--- Start Data listing ---
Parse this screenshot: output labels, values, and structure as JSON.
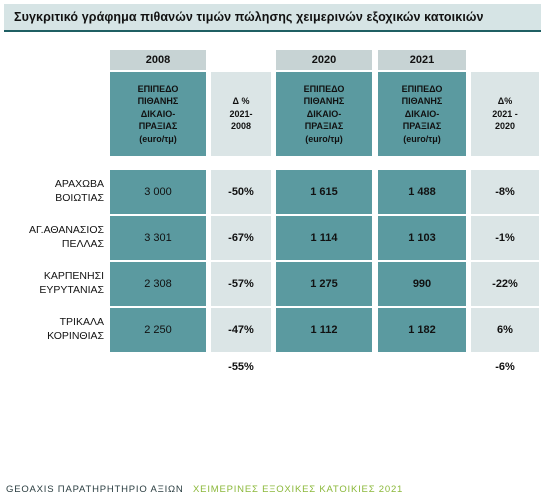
{
  "title": "Συγκριτικό γράφημα πιθανών τιμών πώλησης χειμερινών εξοχικών κατοικιών",
  "years": {
    "y2008": "2008",
    "y2020": "2020",
    "y2021": "2021"
  },
  "headers": {
    "price_2008": "ΕΠΙΠΕΔΟ\nΠΙΘΑΝΗΣ\nΔΙΚΑΙΟ-\nΠΡΑΞΙΑΣ\n(euro/τμ)",
    "delta_2021_2008": "Δ %\n2021-\n2008",
    "price_2020": "ΕΠΙΠΕΔΟ\nΠΙΘΑΝΗΣ\nΔΙΚΑΙΟ-\nΠΡΑΞΙΑΣ\n(euro/τμ)",
    "price_2021": "ΕΠΙΠΕΔΟ\nΠΙΘΑΝΗΣ\nΔΙΚΑΙΟ-\nΠΡΑΞΙΑΣ\n(euro/τμ)",
    "delta_2021_2020": "Δ%\n2021 -\n2020"
  },
  "rows": [
    {
      "label": "ΑΡΑΧΩΒΑ\nΒΟΙΩΤΙΑΣ",
      "p2008": "3 000",
      "d2008": "-50%",
      "p2020": "1 615",
      "p2021": "1 488",
      "d2020": "-8%"
    },
    {
      "label": "ΑΓ.ΑΘΑΝΑΣΙΟΣ\nΠΕΛΛΑΣ",
      "p2008": "3 301",
      "d2008": "-67%",
      "p2020": "1 114",
      "p2021": "1 103",
      "d2020": "-1%"
    },
    {
      "label": "ΚΑΡΠΕΝΗΣΙ\nΕΥΡΥΤΑΝΙΑΣ",
      "p2008": "2 308",
      "d2008": "-57%",
      "p2020": "1 275",
      "p2021": "990",
      "d2020": "-22%"
    },
    {
      "label": "ΤΡΙΚΑΛΑ\nΚΟΡΙΝΘΙΑΣ",
      "p2008": "2 250",
      "d2008": "-47%",
      "p2020": "1 112",
      "p2021": "1 182",
      "d2020": "6%"
    }
  ],
  "totals": {
    "d2008": "-55%",
    "d2020": "-6%"
  },
  "footer": {
    "left": "GEOAXIS ΠΑΡΑΤΗΡΗΤΗΡΙΟ ΑΞΙΩΝ",
    "right": "ΧΕΙΜΕΡΙΝΕΣ ΕΞΟΧΙΚΕΣ ΚΑΤΟΙΚΙΕΣ  2021"
  }
}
--- End Data listing ---
» Stated task: Transcribe every record above exactly, leaving out the pictures.

» Task result:
Parse this screenshot: output labels, values, and structure as JSON.
{
  "title": "Συγκριτικό γράφημα πιθανών τιμών πώλησης χειμερινών εξοχικών κατοικιών",
  "years": {
    "y2008": "2008",
    "y2020": "2020",
    "y2021": "2021"
  },
  "headers": {
    "price_2008": "ΕΠΙΠΕΔΟ\nΠΙΘΑΝΗΣ\nΔΙΚΑΙΟ-\nΠΡΑΞΙΑΣ\n(euro/τμ)",
    "delta_2021_2008": "Δ %\n2021-\n2008",
    "price_2020": "ΕΠΙΠΕΔΟ\nΠΙΘΑΝΗΣ\nΔΙΚΑΙΟ-\nΠΡΑΞΙΑΣ\n(euro/τμ)",
    "price_2021": "ΕΠΙΠΕΔΟ\nΠΙΘΑΝΗΣ\nΔΙΚΑΙΟ-\nΠΡΑΞΙΑΣ\n(euro/τμ)",
    "delta_2021_2020": "Δ%\n2021 -\n2020"
  },
  "rows": [
    {
      "label": "ΑΡΑΧΩΒΑ\nΒΟΙΩΤΙΑΣ",
      "p2008": "3 000",
      "d2008": "-50%",
      "p2020": "1 615",
      "p2021": "1 488",
      "d2020": "-8%"
    },
    {
      "label": "ΑΓ.ΑΘΑΝΑΣΙΟΣ\nΠΕΛΛΑΣ",
      "p2008": "3 301",
      "d2008": "-67%",
      "p2020": "1 114",
      "p2021": "1 103",
      "d2020": "-1%"
    },
    {
      "label": "ΚΑΡΠΕΝΗΣΙ\nΕΥΡΥΤΑΝΙΑΣ",
      "p2008": "2 308",
      "d2008": "-57%",
      "p2020": "1 275",
      "p2021": "990",
      "d2020": "-22%"
    },
    {
      "label": "ΤΡΙΚΑΛΑ\nΚΟΡΙΝΘΙΑΣ",
      "p2008": "2 250",
      "d2008": "-47%",
      "p2020": "1 112",
      "p2021": "1 182",
      "d2020": "6%"
    }
  ],
  "totals": {
    "d2008": "-55%",
    "d2020": "-6%"
  },
  "footer": {
    "left": "GEOAXIS ΠΑΡΑΤΗΡΗΤΗΡΙΟ ΑΞΙΩΝ",
    "right": "ΧΕΙΜΕΡΙΝΕΣ ΕΞΟΧΙΚΕΣ ΚΑΤΟΙΚΙΕΣ  2021"
  }
}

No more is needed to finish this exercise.